■ Stated goal
Output only the lines that run from the line holding "Type out the text in this image." to the end of the data below, including both ends, without any pictures.

■ Data in this exercise
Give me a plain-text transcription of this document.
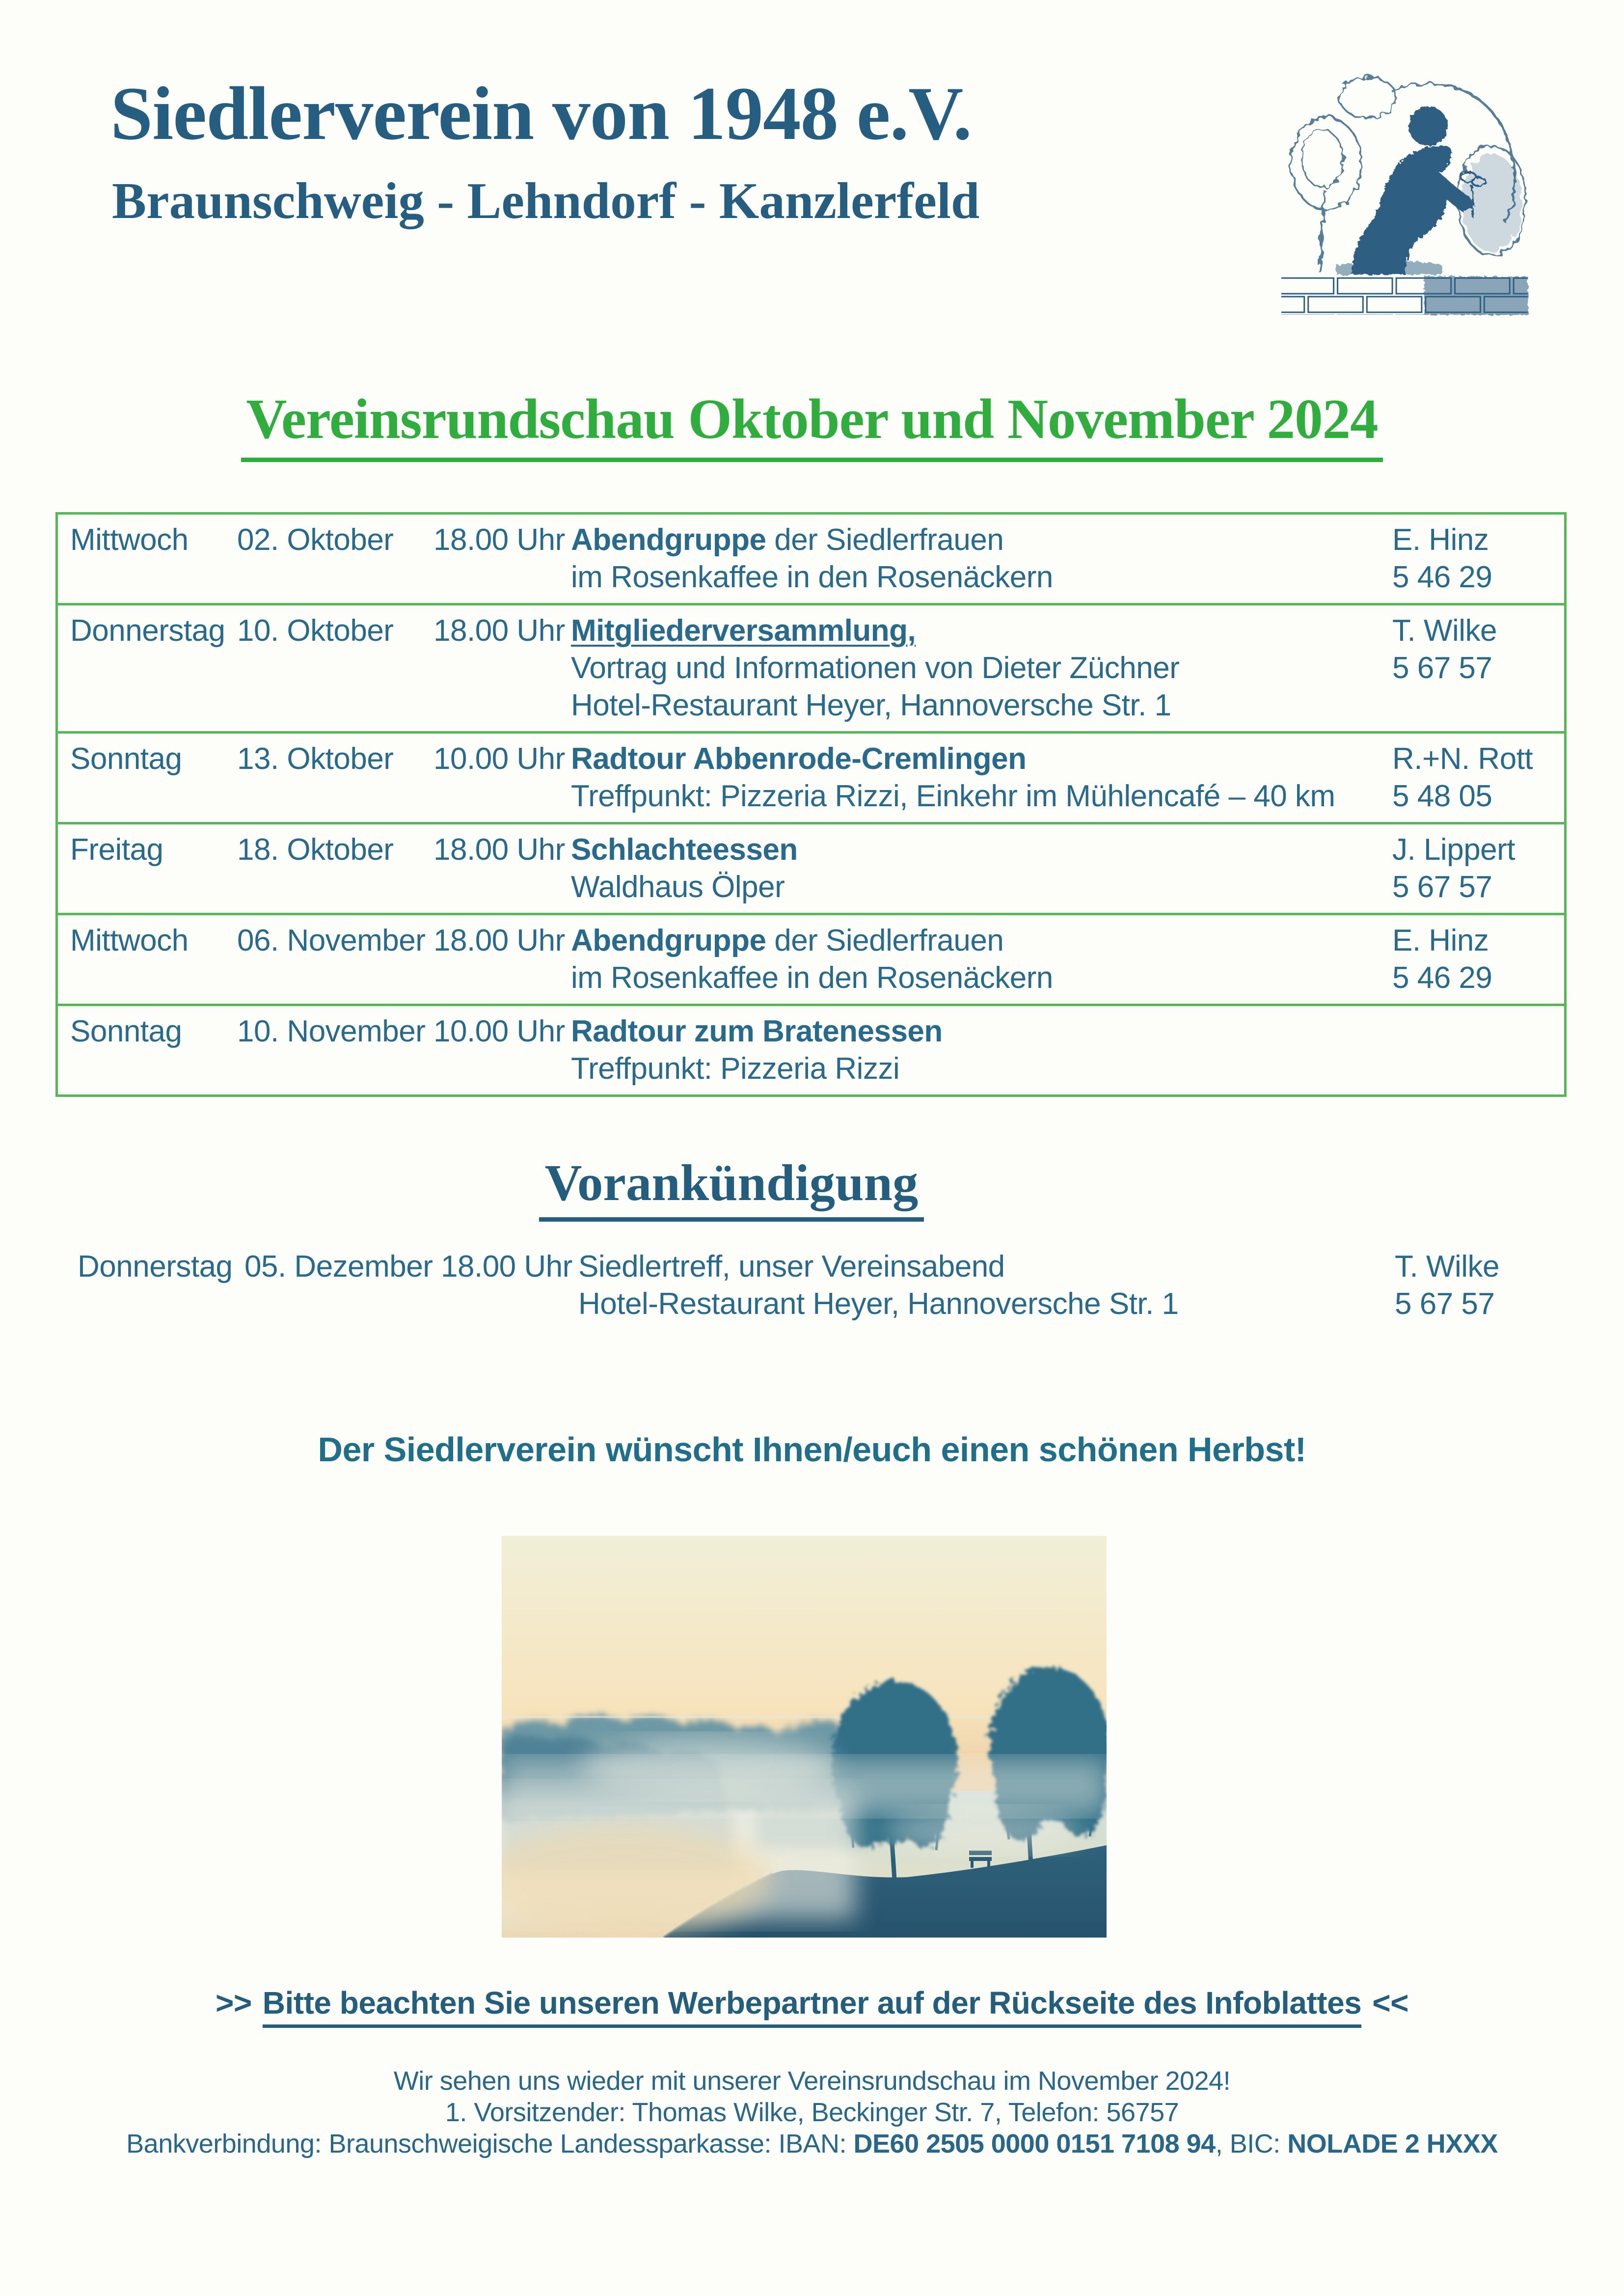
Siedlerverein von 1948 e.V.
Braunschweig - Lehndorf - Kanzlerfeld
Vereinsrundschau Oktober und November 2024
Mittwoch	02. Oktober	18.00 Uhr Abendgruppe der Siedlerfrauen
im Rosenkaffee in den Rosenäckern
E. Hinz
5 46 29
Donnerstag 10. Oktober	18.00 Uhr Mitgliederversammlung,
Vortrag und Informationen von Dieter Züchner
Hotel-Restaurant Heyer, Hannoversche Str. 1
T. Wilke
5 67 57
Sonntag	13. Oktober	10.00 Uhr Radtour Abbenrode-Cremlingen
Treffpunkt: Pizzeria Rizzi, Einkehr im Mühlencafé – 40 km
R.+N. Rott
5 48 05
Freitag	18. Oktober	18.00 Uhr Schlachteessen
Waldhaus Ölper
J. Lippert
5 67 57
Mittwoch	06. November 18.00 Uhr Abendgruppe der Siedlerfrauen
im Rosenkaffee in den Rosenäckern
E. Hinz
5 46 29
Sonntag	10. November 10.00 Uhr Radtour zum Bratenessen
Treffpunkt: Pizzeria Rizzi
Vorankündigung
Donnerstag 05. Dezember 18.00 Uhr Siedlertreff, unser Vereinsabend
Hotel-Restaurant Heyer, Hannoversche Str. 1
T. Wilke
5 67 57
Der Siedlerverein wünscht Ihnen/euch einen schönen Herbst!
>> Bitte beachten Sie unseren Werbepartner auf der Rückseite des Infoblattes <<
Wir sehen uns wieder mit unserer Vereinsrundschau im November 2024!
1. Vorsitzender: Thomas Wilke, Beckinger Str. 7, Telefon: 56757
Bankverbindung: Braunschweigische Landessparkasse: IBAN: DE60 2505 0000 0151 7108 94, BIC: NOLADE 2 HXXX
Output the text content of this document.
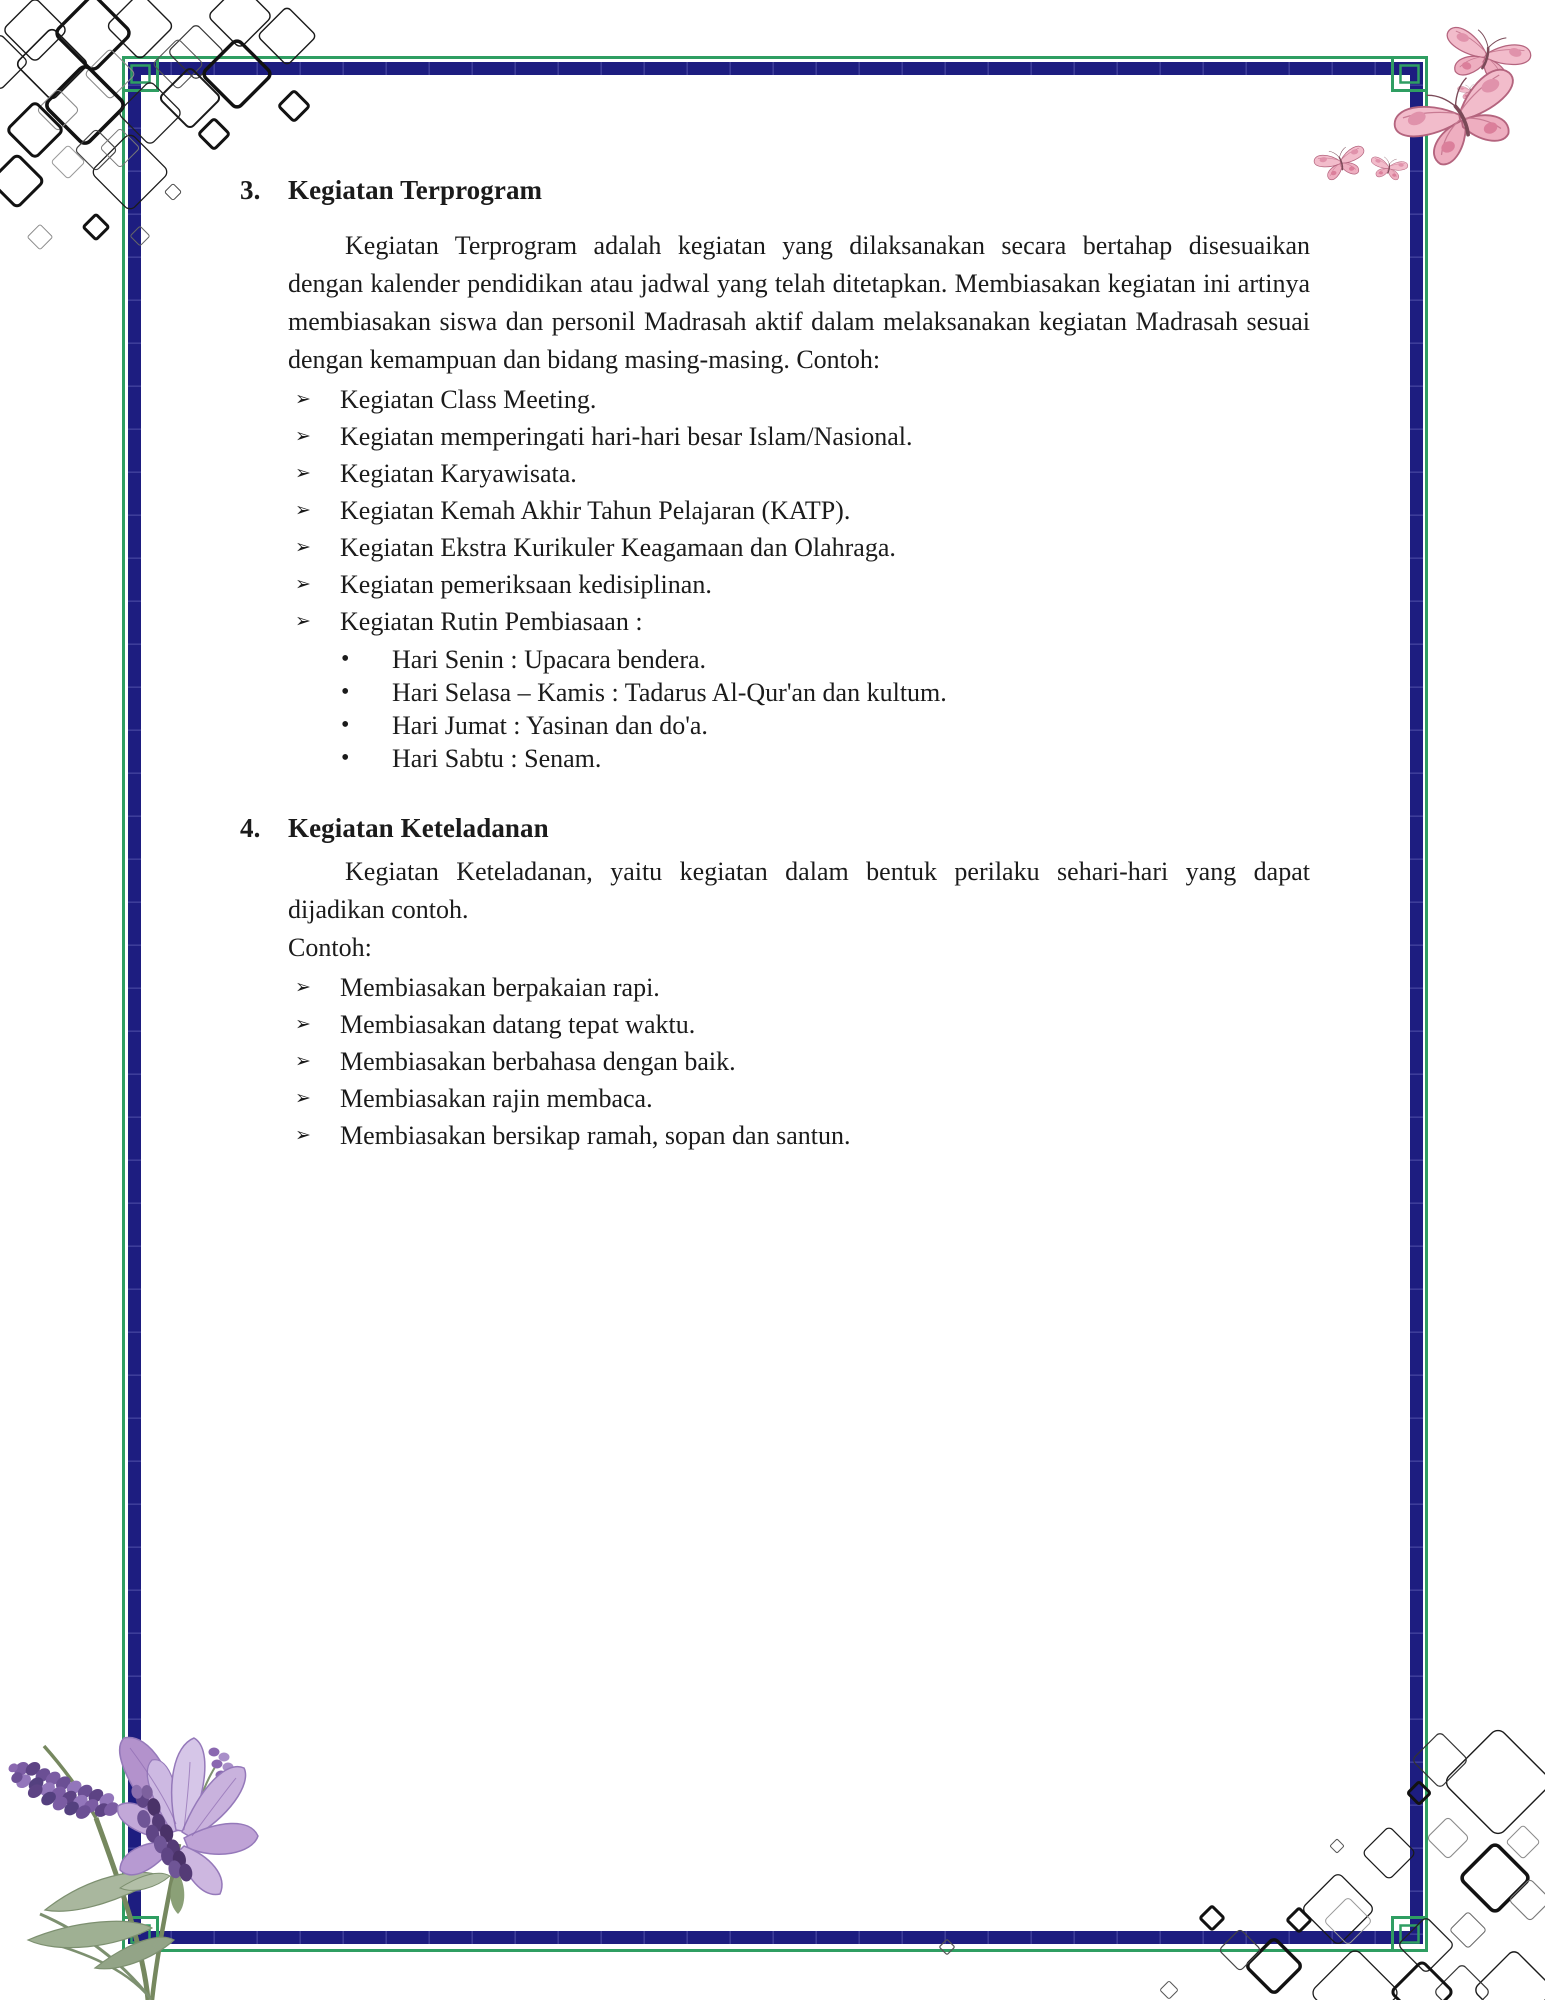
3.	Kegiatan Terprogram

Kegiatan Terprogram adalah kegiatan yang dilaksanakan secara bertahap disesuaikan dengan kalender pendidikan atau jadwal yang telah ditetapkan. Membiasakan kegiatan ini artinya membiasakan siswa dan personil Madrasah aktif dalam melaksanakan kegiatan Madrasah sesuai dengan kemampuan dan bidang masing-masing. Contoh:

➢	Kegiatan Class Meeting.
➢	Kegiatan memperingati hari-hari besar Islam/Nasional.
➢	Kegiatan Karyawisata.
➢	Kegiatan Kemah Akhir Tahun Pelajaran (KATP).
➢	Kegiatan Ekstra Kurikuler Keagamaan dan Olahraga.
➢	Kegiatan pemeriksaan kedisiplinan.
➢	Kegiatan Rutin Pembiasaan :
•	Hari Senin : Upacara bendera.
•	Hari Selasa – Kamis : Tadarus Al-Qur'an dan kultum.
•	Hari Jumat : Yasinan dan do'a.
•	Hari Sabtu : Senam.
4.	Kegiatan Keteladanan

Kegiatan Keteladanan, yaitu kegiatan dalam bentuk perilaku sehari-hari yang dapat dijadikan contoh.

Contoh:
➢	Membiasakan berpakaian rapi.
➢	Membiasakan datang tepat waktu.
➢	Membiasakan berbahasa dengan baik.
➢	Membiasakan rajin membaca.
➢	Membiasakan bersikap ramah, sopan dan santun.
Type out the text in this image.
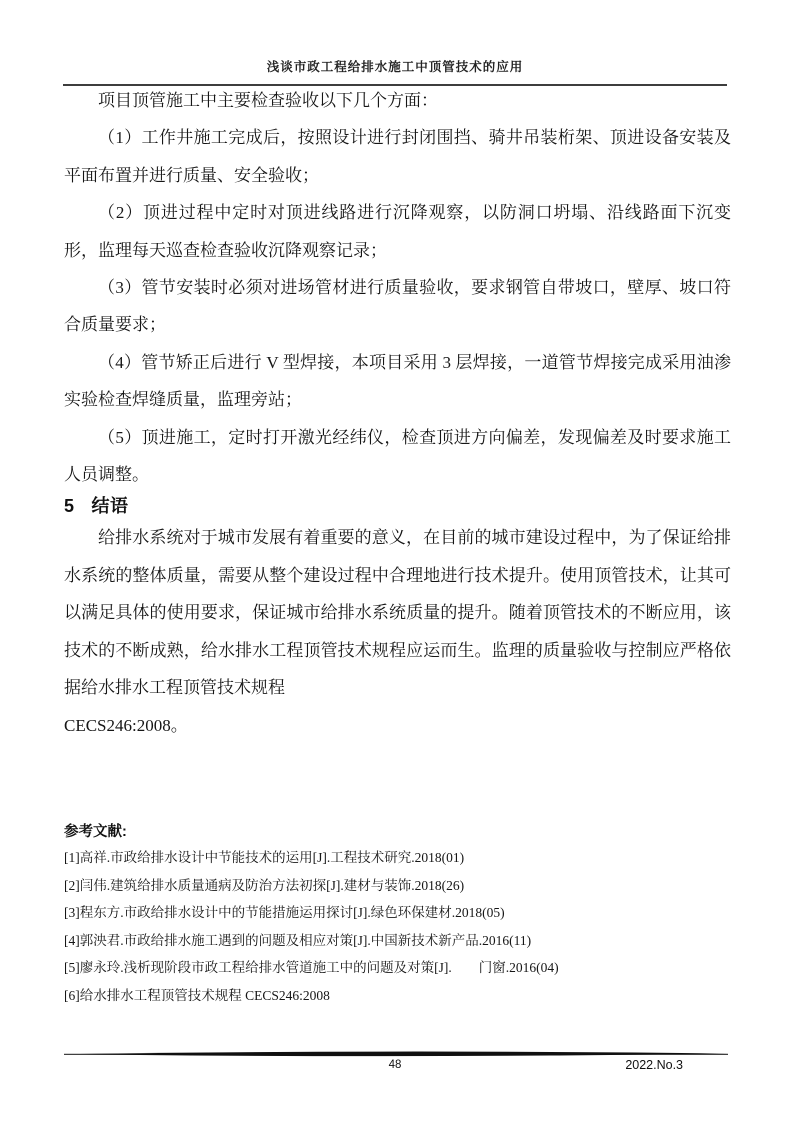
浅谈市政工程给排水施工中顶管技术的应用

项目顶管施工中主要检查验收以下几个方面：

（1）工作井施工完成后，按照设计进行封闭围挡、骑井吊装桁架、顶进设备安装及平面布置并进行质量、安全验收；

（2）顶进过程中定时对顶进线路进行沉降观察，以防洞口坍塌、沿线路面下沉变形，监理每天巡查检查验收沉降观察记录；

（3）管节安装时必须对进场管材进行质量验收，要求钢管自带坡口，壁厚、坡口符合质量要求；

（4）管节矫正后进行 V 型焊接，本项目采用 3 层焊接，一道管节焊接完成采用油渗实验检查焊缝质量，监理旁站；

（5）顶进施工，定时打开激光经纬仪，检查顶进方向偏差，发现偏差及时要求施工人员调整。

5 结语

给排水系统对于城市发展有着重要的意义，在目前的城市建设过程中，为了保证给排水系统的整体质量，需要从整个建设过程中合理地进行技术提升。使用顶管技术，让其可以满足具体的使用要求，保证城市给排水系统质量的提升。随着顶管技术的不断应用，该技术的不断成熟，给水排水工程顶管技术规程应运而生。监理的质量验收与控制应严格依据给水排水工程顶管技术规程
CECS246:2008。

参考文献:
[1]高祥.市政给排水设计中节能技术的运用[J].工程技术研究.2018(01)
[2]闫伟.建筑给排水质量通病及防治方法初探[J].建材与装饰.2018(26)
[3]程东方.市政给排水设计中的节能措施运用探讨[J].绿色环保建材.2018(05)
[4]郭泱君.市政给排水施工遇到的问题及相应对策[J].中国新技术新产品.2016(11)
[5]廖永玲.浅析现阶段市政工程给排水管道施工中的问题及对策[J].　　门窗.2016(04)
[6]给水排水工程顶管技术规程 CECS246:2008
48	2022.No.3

■ Answer for this exercise
Type out the text in this image.
浅谈市政工程给排水施工中顶管技术的应用

项目顶管施工中主要检查验收以下几个方面：

（1）工作井施工完成后，按照设计进行封闭围挡、骑井吊装桁架、顶进设备安装及平面布置并进行质量、安全验收；

（2）顶进过程中定时对顶进线路进行沉降观察，以防洞口坍塌、沿线路面下沉变形，监理每天巡查检查验收沉降观察记录；

（3）管节安装时必须对进场管材进行质量验收，要求钢管自带坡口，壁厚、坡口符合质量要求；

（4）管节矫正后进行 V 型焊接，本项目采用 3 层焊接，一道管节焊接完成采用油渗实验检查焊缝质量，监理旁站；

（5）顶进施工，定时打开激光经纬仪，检查顶进方向偏差，发现偏差及时要求施工人员调整。

5 结语

给排水系统对于城市发展有着重要的意义，在目前的城市建设过程中，为了保证给排水系统的整体质量，需要从整个建设过程中合理地进行技术提升。使用顶管技术，让其可以满足具体的使用要求，保证城市给排水系统质量的提升。随着顶管技术的不断应用，该技术的不断成熟，给水排水工程顶管技术规程应运而生。监理的质量验收与控制应严格依据给水排水工程顶管技术规程
CECS246:2008。

参考文献:
[1]高祥.市政给排水设计中节能技术的运用[J].工程技术研究.2018(01)
[2]闫伟.建筑给排水质量通病及防治方法初探[J].建材与装饰.2018(26)
[3]程东方.市政给排水设计中的节能措施运用探讨[J].绿色环保建材.2018(05)
[4]郭泱君.市政给排水施工遇到的问题及相应对策[J].中国新技术新产品.2016(11)
[5]廖永玲.浅析现阶段市政工程给排水管道施工中的问题及对策[J].　　门窗.2016(04)
[6]给水排水工程顶管技术规程 CECS246:2008
48	2022.No.3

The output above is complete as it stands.